+++ MATERIAL FOR THIS EXERCISE

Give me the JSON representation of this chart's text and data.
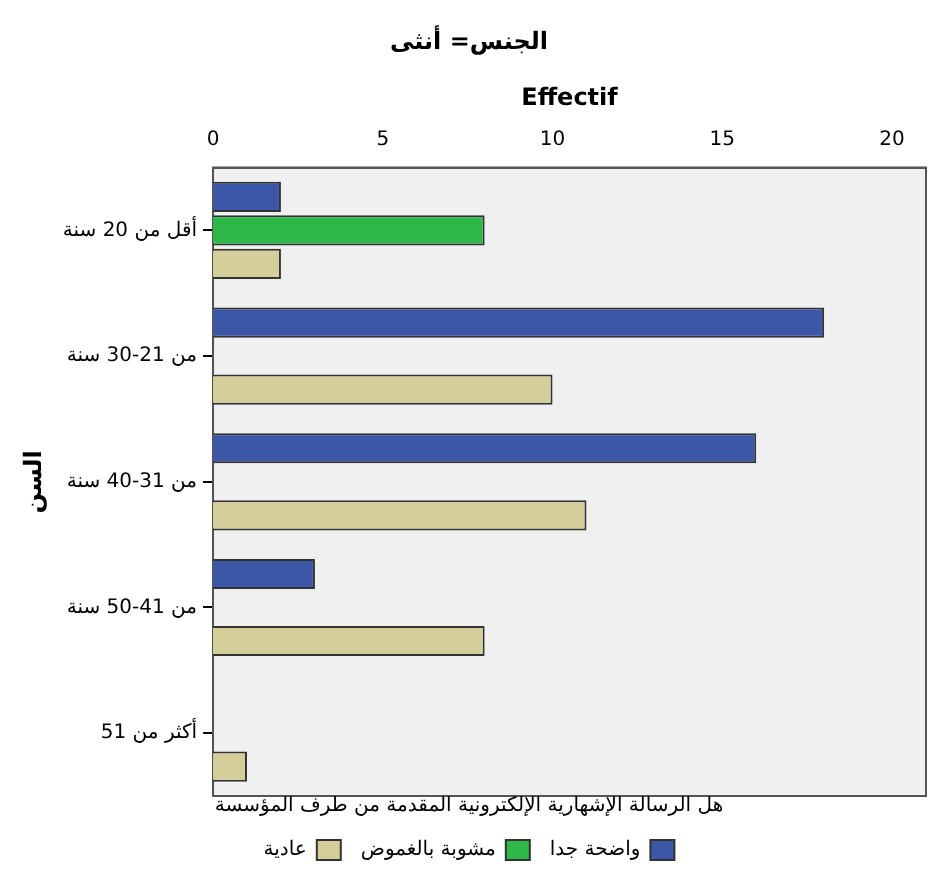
{
  "chart_data": {
    "type": "bar",
    "orientation": "horizontal",
    "title": "الجنس= أنثى",
    "xlabel": "Effectif",
    "ylabel": "السن",
    "legend_title": "هل الرسالة الإشهارية الإلكترونية المقدمة من طرف المؤسسة",
    "categories": [
      "أقل من 20 سنة",
      "من 21-30 سنة",
      "من 31-40 سنة",
      "من 41-50 سنة",
      "أكثر من 51"
    ],
    "series": [
      {
        "name": "واضحة جدا",
        "color": "#3c56a8",
        "values": [
          2,
          18,
          16,
          3,
          0
        ]
      },
      {
        "name": "مشوبة بالغموض",
        "color": "#2eb84a",
        "values": [
          8,
          0,
          0,
          0,
          0
        ]
      },
      {
        "name": "عادية",
        "color": "#d4cf9a",
        "values": [
          2,
          10,
          11,
          8,
          1
        ]
      }
    ],
    "xlim": [
      0,
      21
    ],
    "xticks": [
      0,
      5,
      10,
      15,
      20
    ],
    "grid": false,
    "legend": "bottom"
  }
}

++++++

**DIRECTION**
Reproduce every entry word for word, but skip any pictures.

**EXERCISE RESPONSE**
Give me the JSON representation of this chart's text and data.
{
  "chart_data": {
    "type": "bar",
    "orientation": "horizontal",
    "title": "الجنس= أنثى",
    "xlabel": "Effectif",
    "ylabel": "السن",
    "legend_title": "هل الرسالة الإشهارية الإلكترونية المقدمة من طرف المؤسسة",
    "categories": [
      "أقل من 20 سنة",
      "من 21-30 سنة",
      "من 31-40 سنة",
      "من 41-50 سنة",
      "أكثر من 51"
    ],
    "series": [
      {
        "name": "واضحة جدا",
        "color": "#3c56a8",
        "values": [
          2,
          18,
          16,
          3,
          0
        ]
      },
      {
        "name": "مشوبة بالغموض",
        "color": "#2eb84a",
        "values": [
          8,
          0,
          0,
          0,
          0
        ]
      },
      {
        "name": "عادية",
        "color": "#d4cf9a",
        "values": [
          2,
          10,
          11,
          8,
          1
        ]
      }
    ],
    "xlim": [
      0,
      21
    ],
    "xticks": [
      0,
      5,
      10,
      15,
      20
    ],
    "grid": false,
    "legend": "bottom"
  }
}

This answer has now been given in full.